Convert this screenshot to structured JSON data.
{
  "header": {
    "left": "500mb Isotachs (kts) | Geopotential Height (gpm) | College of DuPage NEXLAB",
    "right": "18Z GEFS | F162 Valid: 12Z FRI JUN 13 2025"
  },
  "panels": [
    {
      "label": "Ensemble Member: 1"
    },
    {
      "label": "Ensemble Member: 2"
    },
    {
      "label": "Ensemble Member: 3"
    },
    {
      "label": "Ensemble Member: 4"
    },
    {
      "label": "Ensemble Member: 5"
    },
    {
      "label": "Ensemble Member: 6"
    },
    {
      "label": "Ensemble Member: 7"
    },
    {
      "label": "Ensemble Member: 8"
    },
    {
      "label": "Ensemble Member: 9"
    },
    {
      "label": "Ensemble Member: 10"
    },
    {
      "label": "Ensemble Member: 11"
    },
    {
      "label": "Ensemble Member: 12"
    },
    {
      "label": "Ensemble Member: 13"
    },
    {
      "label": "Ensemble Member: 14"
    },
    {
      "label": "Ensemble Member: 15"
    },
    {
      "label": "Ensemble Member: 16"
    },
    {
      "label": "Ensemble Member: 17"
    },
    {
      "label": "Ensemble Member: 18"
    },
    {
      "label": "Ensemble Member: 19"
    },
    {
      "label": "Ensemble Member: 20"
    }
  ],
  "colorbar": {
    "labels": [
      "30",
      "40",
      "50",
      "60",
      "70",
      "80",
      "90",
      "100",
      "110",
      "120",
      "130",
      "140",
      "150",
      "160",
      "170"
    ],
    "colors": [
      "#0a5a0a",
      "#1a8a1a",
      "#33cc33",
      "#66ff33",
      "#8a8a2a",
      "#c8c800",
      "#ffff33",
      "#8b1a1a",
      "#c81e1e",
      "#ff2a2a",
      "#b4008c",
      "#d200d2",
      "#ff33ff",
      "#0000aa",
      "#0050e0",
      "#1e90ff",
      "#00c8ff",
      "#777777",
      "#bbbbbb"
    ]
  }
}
----
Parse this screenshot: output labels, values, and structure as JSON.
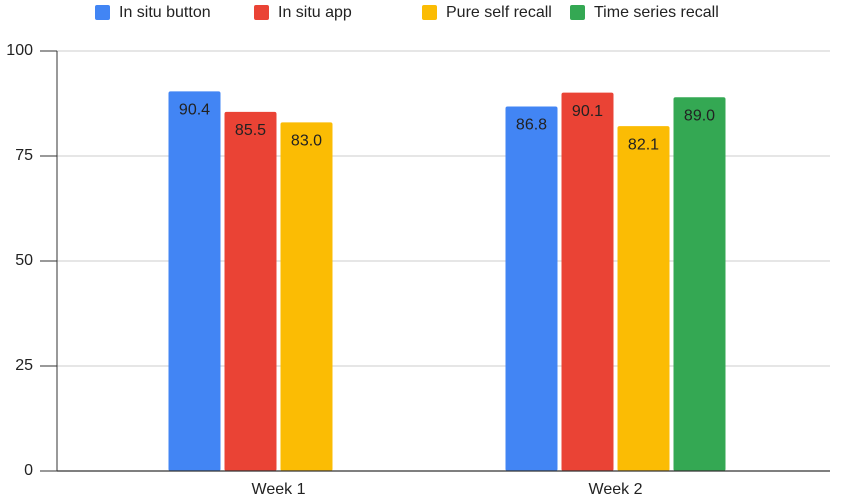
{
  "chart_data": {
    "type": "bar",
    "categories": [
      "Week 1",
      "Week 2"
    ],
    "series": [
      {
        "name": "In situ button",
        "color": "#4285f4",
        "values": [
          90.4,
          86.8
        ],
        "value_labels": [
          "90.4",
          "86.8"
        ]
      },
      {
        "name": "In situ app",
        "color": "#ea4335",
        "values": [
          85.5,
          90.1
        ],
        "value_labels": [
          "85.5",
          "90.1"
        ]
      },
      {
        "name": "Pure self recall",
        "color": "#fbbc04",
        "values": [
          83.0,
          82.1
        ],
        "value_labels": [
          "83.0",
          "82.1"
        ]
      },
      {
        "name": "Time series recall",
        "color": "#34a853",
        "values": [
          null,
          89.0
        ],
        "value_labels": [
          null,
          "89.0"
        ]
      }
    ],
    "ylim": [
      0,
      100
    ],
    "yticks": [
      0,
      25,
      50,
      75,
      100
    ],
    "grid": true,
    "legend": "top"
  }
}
----
WHAT YOU NEED TO DO
Which lines hold the word "screenshot"? Copy each of them from the records.

ANSWER TO THE PROBLEM
Convert this screenshot to structured JSON data.
Parse this screenshot: output labels, values, and structure as JSON.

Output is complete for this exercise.